SET TASK:
Repeat each entry in full, exactly.

Dataset items
((
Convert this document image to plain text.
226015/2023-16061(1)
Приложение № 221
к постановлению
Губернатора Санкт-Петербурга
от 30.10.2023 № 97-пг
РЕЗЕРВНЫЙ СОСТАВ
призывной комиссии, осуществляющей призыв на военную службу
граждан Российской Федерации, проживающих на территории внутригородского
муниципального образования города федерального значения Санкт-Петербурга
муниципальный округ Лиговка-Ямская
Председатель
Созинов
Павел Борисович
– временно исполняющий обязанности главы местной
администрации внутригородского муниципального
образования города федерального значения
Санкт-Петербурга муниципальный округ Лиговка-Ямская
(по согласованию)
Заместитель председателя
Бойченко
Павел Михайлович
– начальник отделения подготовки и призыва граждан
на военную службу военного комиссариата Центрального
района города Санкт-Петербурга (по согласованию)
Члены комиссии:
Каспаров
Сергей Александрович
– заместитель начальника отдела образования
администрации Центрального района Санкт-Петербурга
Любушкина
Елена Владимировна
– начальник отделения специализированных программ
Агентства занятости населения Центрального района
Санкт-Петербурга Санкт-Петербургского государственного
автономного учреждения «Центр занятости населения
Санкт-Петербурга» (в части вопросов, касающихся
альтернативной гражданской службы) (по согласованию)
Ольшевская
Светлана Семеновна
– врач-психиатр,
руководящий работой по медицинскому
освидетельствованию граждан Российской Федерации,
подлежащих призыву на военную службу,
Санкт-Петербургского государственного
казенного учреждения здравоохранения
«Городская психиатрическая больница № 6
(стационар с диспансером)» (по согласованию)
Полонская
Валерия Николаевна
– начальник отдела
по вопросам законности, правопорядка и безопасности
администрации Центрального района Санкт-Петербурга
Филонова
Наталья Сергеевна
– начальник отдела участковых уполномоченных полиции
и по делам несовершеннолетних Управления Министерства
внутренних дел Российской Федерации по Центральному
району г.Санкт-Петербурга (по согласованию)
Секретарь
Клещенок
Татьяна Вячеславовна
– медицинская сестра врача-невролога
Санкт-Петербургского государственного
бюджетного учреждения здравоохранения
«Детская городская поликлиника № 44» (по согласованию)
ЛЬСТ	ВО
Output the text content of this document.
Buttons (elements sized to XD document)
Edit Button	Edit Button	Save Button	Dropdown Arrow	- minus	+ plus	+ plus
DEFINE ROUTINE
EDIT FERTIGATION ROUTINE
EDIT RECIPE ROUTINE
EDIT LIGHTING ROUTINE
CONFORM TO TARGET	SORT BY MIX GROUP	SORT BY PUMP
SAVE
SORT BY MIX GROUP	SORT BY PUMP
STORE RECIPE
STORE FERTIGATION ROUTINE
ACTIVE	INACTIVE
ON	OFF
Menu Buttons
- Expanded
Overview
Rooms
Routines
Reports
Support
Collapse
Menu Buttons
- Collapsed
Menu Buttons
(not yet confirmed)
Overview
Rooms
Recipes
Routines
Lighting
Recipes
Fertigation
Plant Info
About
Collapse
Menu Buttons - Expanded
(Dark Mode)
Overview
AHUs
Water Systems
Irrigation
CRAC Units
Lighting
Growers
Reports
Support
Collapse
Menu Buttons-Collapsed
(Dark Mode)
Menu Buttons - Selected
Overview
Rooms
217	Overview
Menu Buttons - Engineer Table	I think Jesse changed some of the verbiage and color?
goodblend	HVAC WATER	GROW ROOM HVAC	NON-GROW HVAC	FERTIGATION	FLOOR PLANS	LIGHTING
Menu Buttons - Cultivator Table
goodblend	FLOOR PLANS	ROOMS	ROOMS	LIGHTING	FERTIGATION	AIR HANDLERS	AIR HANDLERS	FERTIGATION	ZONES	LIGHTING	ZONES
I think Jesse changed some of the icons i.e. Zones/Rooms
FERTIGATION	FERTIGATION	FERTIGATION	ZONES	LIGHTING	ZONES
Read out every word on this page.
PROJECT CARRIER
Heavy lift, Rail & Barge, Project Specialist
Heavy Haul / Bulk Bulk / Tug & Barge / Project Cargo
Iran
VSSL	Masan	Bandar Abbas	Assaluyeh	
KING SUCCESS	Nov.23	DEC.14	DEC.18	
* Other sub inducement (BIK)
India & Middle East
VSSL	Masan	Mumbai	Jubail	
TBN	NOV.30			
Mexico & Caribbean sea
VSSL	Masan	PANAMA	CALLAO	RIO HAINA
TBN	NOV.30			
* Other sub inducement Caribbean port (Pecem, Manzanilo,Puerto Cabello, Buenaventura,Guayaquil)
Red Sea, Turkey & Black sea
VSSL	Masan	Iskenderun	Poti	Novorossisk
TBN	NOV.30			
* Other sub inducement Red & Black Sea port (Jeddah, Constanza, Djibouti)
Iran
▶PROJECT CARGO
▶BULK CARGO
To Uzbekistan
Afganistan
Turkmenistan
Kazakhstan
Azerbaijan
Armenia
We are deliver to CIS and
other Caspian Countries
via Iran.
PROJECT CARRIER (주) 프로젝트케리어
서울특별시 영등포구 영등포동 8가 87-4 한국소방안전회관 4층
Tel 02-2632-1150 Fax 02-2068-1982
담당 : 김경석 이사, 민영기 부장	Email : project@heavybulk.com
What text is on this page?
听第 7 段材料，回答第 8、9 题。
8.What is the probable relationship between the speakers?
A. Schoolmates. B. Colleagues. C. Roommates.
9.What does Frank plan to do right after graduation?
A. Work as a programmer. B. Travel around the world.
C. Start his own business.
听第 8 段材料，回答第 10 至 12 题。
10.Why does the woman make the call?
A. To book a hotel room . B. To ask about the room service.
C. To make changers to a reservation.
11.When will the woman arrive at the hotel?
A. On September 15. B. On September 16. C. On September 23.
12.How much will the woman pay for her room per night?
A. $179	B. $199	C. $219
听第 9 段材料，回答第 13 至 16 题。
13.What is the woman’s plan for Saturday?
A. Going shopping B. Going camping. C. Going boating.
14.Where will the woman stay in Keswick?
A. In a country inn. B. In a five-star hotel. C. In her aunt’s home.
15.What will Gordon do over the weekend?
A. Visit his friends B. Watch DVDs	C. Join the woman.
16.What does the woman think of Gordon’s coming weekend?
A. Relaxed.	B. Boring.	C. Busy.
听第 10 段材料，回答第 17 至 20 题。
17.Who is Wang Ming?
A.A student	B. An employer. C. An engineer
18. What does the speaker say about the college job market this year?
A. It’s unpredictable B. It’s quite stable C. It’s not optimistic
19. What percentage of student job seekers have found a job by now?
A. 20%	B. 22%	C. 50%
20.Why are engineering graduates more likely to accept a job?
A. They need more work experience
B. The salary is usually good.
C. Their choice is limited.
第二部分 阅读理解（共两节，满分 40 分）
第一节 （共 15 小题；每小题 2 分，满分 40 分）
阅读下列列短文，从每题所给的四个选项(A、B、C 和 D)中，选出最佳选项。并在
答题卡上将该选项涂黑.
))
TASK OUTPUT:
Convert this document image to plain text.
226015/2023-16061(1)
Приложение № 221
к постановлению
Губернатора Санкт-Петербурга
от 30.10.2023 № 97-пг
РЕЗЕРВНЫЙ СОСТАВ
призывной комиссии, осуществляющей призыв на военную службу
граждан Российской Федерации, проживающих на территории внутригородского
муниципального образования города федерального значения Санкт-Петербурга
муниципальный округ Лиговка-Ямская
Председатель
Созинов
Павел Борисович
– временно исполняющий обязанности главы местной
администрации внутригородского муниципального
образования города федерального значения
Санкт-Петербурга муниципальный округ Лиговка-Ямская
(по согласованию)
Заместитель председателя
Бойченко
Павел Михайлович
– начальник отделения подготовки и призыва граждан
на военную службу военного комиссариата Центрального
района города Санкт-Петербурга (по согласованию)
Члены комиссии:
Каспаров
Сергей Александрович
– заместитель начальника отдела образования
администрации Центрального района Санкт-Петербурга
Любушкина
Елена Владимировна
– начальник отделения специализированных программ
Агентства занятости населения Центрального района
Санкт-Петербурга Санкт-Петербургского государственного
автономного учреждения «Центр занятости населения
Санкт-Петербурга» (в части вопросов, касающихся
альтернативной гражданской службы) (по согласованию)
Ольшевская
Светлана Семеновна
– врач-психиатр,
руководящий работой по медицинскому
освидетельствованию граждан Российской Федерации,
подлежащих призыву на военную службу,
Санкт-Петербургского государственного
казенного учреждения здравоохранения
«Городская психиатрическая больница № 6
(стационар с диспансером)» (по согласованию)
Полонская
Валерия Николаевна
– начальник отдела
по вопросам законности, правопорядка и безопасности
администрации Центрального района Санкт-Петербурга
Филонова
Наталья Сергеевна
– начальник отдела участковых уполномоченных полиции
и по делам несовершеннолетних Управления Министерства
внутренних дел Российской Федерации по Центральному
району г.Санкт-Петербурга (по согласованию)
Секретарь
Клещенок
Татьяна Вячеславовна
– медицинская сестра врача-невролога
Санкт-Петербургского государственного
бюджетного учреждения здравоохранения
«Детская городская поликлиника № 44» (по согласованию)
ЛЬСТ	ВО
Output the text content of this document.
Buttons (elements sized to XD document)
Edit Button	Edit Button	Save Button	Dropdown Arrow	- minus	+ plus	+ plus
DEFINE ROUTINE
EDIT FERTIGATION ROUTINE
EDIT RECIPE ROUTINE
EDIT LIGHTING ROUTINE
CONFORM TO TARGET	SORT BY MIX GROUP	SORT BY PUMP
SAVE
SORT BY MIX GROUP	SORT BY PUMP
STORE RECIPE
STORE FERTIGATION ROUTINE
ACTIVE	INACTIVE
ON	OFF
Menu Buttons
- Expanded
Overview
Rooms
Routines
Reports
Support
Collapse
Menu Buttons
- Collapsed
Menu Buttons
(not yet confirmed)
Overview
Rooms
Recipes
Routines
Lighting
Recipes
Fertigation
Plant Info
About
Collapse
Menu Buttons - Expanded
(Dark Mode)
Overview
AHUs
Water Systems
Irrigation
CRAC Units
Lighting
Growers
Reports
Support
Collapse
Menu Buttons-Collapsed
(Dark Mode)
Menu Buttons - Selected
Overview
Rooms
217	Overview
Menu Buttons - Engineer Table	I think Jesse changed some of the verbiage and color?
goodblend	HVAC WATER	GROW ROOM HVAC	NON-GROW HVAC	FERTIGATION	FLOOR PLANS	LIGHTING
Menu Buttons - Cultivator Table
goodblend	FLOOR PLANS	ROOMS	ROOMS	LIGHTING	FERTIGATION	AIR HANDLERS	AIR HANDLERS	FERTIGATION	ZONES	LIGHTING	ZONES
I think Jesse changed some of the icons i.e. Zones/Rooms
FERTIGATION	FERTIGATION	FERTIGATION	ZONES	LIGHTING	ZONES
Read out every word on this page.
PROJECT CARRIER
Heavy lift, Rail & Barge, Project Specialist
Heavy Haul / Bulk Bulk / Tug & Barge / Project Cargo
Iran
VSSL	Masan	Bandar Abbas	Assaluyeh	
KING SUCCESS	Nov.23	DEC.14	DEC.18	
* Other sub inducement (BIK)
India & Middle East
VSSL	Masan	Mumbai	Jubail	
TBN	NOV.30			
Mexico & Caribbean sea
VSSL	Masan	PANAMA	CALLAO	RIO HAINA
TBN	NOV.30			
* Other sub inducement Caribbean port (Pecem, Manzanilo,Puerto Cabello, Buenaventura,Guayaquil)
Red Sea, Turkey & Black sea
VSSL	Masan	Iskenderun	Poti	Novorossisk
TBN	NOV.30			
* Other sub inducement Red & Black Sea port (Jeddah, Constanza, Djibouti)
Iran
▶PROJECT CARGO
▶BULK CARGO
To Uzbekistan
Afganistan
Turkmenistan
Kazakhstan
Azerbaijan
Armenia
We are deliver to CIS and
other Caspian Countries
via Iran.
PROJECT CARRIER (주) 프로젝트케리어
서울특별시 영등포구 영등포동 8가 87-4 한국소방안전회관 4층
Tel 02-2632-1150 Fax 02-2068-1982
담당 : 김경석 이사, 민영기 부장	Email : project@heavybulk.com
What text is on this page?
听第 7 段材料，回答第 8、9 题。
8.What is the probable relationship between the speakers?
A. Schoolmates. B. Colleagues. C. Roommates.
9.What does Frank plan to do right after graduation?
A. Work as a programmer. B. Travel around the world.
C. Start his own business.
听第 8 段材料，回答第 10 至 12 题。
10.Why does the woman make the call?
A. To book a hotel room . B. To ask about the room service.
C. To make changers to a reservation.
11.When will the woman arrive at the hotel?
A. On September 15. B. On September 16. C. On September 23.
12.How much will the woman pay for her room per night?
A. $179	B. $199	C. $219
听第 9 段材料，回答第 13 至 16 题。
13.What is the woman’s plan for Saturday?
A. Going shopping B. Going camping. C. Going boating.
14.Where will the woman stay in Keswick?
A. In a country inn. B. In a five-star hotel. C. In her aunt’s home.
15.What will Gordon do over the weekend?
A. Visit his friends B. Watch DVDs	C. Join the woman.
16.What does the woman think of Gordon’s coming weekend?
A. Relaxed.	B. Boring.	C. Busy.
听第 10 段材料，回答第 17 至 20 题。
17.Who is Wang Ming?
A.A student	B. An employer. C. An engineer
18. What does the speaker say about the college job market this year?
A. It’s unpredictable B. It’s quite stable C. It’s not optimistic
19. What percentage of student job seekers have found a job by now?
A. 20%	B. 22%	C. 50%
20.Why are engineering graduates more likely to accept a job?
A. They need more work experience
B. The salary is usually good.
C. Their choice is limited.
第二部分 阅读理解（共两节，满分 40 分）
第一节 （共 15 小题；每小题 2 分，满分 40 分）
阅读下列列短文，从每题所给的四个选项(A、B、C 和 D)中，选出最佳选项。并在
答题卡上将该选项涂黑.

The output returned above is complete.